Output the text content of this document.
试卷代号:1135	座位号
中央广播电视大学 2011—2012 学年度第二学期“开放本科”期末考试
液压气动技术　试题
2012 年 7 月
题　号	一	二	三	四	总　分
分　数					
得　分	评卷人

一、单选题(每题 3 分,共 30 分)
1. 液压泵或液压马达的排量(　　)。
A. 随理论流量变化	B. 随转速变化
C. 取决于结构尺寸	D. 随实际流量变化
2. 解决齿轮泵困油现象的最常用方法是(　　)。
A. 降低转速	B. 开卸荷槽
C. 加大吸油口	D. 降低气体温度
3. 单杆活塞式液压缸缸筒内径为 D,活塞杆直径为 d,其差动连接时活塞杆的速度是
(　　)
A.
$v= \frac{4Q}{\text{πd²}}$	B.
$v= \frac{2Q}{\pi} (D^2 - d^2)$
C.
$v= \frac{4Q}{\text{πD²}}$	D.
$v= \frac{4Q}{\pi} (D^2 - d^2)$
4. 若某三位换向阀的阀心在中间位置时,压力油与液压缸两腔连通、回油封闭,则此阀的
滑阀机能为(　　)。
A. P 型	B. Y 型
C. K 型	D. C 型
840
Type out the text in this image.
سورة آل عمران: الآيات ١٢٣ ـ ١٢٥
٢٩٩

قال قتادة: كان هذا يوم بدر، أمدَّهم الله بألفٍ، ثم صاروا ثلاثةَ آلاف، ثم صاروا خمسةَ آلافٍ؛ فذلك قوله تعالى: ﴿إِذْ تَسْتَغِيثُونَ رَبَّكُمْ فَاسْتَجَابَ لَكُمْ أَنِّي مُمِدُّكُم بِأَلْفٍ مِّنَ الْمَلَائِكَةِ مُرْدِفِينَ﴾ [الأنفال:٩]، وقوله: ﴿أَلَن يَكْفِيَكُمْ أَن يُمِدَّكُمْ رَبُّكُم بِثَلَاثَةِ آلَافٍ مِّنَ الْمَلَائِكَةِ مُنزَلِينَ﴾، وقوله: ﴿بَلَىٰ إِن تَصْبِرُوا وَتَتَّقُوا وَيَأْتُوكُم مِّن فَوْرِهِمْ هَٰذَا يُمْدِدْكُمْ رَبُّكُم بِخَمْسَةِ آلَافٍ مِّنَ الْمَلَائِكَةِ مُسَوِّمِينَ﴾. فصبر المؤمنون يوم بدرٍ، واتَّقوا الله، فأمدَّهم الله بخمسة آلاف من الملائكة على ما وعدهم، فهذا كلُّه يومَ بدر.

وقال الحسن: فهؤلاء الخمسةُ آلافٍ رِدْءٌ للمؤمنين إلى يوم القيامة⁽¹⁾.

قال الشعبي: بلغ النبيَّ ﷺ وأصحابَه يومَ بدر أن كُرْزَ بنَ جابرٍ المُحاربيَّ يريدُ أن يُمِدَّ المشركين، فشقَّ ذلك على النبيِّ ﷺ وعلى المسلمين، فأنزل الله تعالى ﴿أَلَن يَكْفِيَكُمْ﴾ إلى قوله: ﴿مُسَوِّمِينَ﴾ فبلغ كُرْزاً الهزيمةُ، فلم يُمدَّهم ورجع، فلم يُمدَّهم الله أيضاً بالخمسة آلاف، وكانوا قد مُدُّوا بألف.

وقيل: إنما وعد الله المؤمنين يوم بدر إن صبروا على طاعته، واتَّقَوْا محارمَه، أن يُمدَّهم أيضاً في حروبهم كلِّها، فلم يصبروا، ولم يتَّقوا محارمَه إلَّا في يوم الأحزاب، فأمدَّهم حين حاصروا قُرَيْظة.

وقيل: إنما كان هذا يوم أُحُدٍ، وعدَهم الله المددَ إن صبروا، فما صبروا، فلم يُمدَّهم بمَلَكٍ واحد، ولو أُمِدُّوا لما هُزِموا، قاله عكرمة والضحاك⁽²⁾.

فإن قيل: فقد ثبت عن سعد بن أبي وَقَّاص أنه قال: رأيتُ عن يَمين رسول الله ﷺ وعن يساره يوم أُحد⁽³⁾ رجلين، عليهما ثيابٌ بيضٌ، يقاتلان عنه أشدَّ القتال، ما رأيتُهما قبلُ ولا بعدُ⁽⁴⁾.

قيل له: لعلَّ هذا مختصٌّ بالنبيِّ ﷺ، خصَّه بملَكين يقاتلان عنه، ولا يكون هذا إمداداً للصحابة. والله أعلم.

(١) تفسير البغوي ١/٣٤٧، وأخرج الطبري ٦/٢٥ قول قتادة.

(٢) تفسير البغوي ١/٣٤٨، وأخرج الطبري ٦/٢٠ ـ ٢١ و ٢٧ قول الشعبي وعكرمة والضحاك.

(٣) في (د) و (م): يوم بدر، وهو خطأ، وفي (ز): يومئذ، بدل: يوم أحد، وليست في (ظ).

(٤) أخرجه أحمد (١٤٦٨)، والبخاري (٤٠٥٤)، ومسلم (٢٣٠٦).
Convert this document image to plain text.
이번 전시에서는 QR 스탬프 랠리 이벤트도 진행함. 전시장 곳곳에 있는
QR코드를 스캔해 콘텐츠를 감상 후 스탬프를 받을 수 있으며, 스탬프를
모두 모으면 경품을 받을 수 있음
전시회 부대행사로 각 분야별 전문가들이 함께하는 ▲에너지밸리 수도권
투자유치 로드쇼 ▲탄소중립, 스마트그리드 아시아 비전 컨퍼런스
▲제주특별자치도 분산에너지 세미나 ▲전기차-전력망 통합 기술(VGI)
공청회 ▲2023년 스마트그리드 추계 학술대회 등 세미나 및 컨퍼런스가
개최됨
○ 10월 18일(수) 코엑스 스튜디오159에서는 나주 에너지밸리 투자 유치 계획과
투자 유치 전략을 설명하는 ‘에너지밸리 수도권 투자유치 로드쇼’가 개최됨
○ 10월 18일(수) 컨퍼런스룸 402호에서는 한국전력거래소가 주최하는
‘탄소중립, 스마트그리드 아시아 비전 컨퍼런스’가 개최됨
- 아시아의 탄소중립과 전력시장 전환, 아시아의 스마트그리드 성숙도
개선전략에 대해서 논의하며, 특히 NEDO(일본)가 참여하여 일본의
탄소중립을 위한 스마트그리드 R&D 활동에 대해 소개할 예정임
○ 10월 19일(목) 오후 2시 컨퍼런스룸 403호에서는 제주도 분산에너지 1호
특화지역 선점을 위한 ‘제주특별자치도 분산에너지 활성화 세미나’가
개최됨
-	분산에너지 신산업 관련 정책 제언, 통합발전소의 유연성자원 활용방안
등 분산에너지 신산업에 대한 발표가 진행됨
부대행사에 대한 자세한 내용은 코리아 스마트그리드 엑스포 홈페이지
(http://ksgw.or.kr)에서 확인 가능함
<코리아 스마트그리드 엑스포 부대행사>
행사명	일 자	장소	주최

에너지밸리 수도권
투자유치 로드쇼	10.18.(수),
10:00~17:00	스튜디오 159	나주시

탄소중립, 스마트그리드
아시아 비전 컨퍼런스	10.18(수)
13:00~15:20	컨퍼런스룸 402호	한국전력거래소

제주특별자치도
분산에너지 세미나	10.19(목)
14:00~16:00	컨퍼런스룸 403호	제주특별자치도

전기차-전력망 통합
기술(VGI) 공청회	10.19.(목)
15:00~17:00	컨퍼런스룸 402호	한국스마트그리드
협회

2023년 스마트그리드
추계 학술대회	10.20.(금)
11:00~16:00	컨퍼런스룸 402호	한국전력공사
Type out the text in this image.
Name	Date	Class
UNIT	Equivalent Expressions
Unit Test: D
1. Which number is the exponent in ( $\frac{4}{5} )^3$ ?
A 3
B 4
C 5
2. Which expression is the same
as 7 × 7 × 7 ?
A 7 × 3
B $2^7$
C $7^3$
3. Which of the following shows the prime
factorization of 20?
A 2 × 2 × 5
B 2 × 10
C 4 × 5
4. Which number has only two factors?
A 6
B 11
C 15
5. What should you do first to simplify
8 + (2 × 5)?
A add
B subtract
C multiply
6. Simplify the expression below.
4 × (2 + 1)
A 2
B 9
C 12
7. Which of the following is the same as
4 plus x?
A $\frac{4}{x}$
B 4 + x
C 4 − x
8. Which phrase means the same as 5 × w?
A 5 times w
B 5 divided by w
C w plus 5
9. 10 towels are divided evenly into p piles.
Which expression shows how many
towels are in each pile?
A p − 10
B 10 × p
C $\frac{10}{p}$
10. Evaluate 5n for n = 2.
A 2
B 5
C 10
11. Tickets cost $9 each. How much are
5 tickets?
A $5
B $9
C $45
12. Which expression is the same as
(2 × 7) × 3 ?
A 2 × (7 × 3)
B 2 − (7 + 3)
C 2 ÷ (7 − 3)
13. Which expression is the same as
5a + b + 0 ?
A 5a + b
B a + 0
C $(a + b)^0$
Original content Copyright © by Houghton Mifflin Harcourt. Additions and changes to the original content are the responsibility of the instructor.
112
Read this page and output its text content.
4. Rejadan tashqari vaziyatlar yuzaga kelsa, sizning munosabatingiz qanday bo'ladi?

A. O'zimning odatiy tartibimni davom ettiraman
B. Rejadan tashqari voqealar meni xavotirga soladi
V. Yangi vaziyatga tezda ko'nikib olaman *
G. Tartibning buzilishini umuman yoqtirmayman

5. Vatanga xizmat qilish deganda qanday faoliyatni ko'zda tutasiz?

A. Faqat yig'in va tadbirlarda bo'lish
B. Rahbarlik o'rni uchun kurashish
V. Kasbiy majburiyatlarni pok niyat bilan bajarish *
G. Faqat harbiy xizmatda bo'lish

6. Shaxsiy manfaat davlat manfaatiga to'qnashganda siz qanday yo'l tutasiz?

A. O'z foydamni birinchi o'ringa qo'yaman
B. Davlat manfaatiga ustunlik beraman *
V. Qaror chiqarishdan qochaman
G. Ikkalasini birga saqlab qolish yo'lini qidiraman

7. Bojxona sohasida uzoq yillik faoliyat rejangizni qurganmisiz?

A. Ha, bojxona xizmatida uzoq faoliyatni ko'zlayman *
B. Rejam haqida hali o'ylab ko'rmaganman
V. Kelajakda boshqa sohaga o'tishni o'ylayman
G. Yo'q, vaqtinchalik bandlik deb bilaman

▶ [What the task requires] Please quote nothing but the lines from the line with "Read this page and output its text content." through the end of the data above, exactly as written, ends included.

▶ [Response]
Read this page and output its text content.
4. Rejadan tashqari vaziyatlar yuzaga kelsa, sizning munosabatingiz qanday bo'ladi?

A. O'zimning odatiy tartibimni davom ettiraman
B. Rejadan tashqari voqealar meni xavotirga soladi
V. Yangi vaziyatga tezda ko'nikib olaman *
G. Tartibning buzilishini umuman yoqtirmayman

5. Vatanga xizmat qilish deganda qanday faoliyatni ko'zda tutasiz?

A. Faqat yig'in va tadbirlarda bo'lish
B. Rahbarlik o'rni uchun kurashish
V. Kasbiy majburiyatlarni pok niyat bilan bajarish *
G. Faqat harbiy xizmatda bo'lish

6. Shaxsiy manfaat davlat manfaatiga to'qnashganda siz qanday yo'l tutasiz?

A. O'z foydamni birinchi o'ringa qo'yaman
B. Davlat manfaatiga ustunlik beraman *
V. Qaror chiqarishdan qochaman
G. Ikkalasini birga saqlab qolish yo'lini qidiraman

7. Bojxona sohasida uzoq yillik faoliyat rejangizni qurganmisiz?

A. Ha, bojxona xizmatida uzoq faoliyatni ko'zlayman *
B. Rejam haqida hali o'ylab ko'rmaganman
V. Kelajakda boshqa sohaga o'tishni o'ylayman
G. Yo'q, vaqtinchalik bandlik deb bilaman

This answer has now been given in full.